§ **What you need to do**
Only the lines from the one containing "Convert this document image to plain text." through the end of the entries should be repeated, exactly as they appear, first and last included.

Collected data:
------------
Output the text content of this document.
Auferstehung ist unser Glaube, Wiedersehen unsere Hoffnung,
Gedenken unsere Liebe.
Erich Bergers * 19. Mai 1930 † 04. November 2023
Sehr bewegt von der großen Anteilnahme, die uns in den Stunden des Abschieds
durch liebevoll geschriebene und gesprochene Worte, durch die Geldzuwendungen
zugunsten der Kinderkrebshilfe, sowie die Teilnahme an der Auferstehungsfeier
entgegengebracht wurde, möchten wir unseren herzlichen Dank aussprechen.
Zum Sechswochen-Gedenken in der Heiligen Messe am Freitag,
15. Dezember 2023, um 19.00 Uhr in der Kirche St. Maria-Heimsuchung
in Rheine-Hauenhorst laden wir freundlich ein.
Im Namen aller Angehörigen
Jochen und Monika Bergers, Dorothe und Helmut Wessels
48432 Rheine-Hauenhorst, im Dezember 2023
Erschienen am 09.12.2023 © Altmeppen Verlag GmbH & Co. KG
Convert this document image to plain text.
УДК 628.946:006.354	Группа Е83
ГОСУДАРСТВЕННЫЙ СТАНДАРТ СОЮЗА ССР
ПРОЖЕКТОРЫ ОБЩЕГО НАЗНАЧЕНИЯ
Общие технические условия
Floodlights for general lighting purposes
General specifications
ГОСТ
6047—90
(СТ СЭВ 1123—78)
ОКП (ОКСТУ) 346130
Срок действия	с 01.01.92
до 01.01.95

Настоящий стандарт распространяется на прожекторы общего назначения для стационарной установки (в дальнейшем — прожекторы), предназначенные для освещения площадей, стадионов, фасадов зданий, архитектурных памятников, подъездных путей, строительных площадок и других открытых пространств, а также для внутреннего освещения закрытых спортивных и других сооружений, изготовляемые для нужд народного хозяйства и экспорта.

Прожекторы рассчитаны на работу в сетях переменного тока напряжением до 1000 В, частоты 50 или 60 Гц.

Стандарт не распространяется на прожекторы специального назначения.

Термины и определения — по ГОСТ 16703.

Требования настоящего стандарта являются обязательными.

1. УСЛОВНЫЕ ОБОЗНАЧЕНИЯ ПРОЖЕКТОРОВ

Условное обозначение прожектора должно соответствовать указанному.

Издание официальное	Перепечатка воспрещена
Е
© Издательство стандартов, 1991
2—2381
------------
§ **Answer to this exercise**
Convert this document image to plain text.
УДК 628.946:006.354	Группа Е83
ГОСУДАРСТВЕННЫЙ СТАНДАРТ СОЮЗА ССР
ПРОЖЕКТОРЫ ОБЩЕГО НАЗНАЧЕНИЯ
Общие технические условия
Floodlights for general lighting purposes
General specifications
ГОСТ
6047—90
(СТ СЭВ 1123—78)
ОКП (ОКСТУ) 346130
Срок действия	с 01.01.92
до 01.01.95

Настоящий стандарт распространяется на прожекторы общего назначения для стационарной установки (в дальнейшем — прожекторы), предназначенные для освещения площадей, стадионов, фасадов зданий, архитектурных памятников, подъездных путей, строительных площадок и других открытых пространств, а также для внутреннего освещения закрытых спортивных и других сооружений, изготовляемые для нужд народного хозяйства и экспорта.

Прожекторы рассчитаны на работу в сетях переменного тока напряжением до 1000 В, частоты 50 или 60 Гц.

Стандарт не распространяется на прожекторы специального назначения.

Термины и определения — по ГОСТ 16703.

Требования настоящего стандарта являются обязательными.

1. УСЛОВНЫЕ ОБОЗНАЧЕНИЯ ПРОЖЕКТОРОВ

Условное обозначение прожектора должно соответствовать указанному.

Издание официальное	Перепечатка воспрещена
Е
© Издательство стандартов, 1991
2—2381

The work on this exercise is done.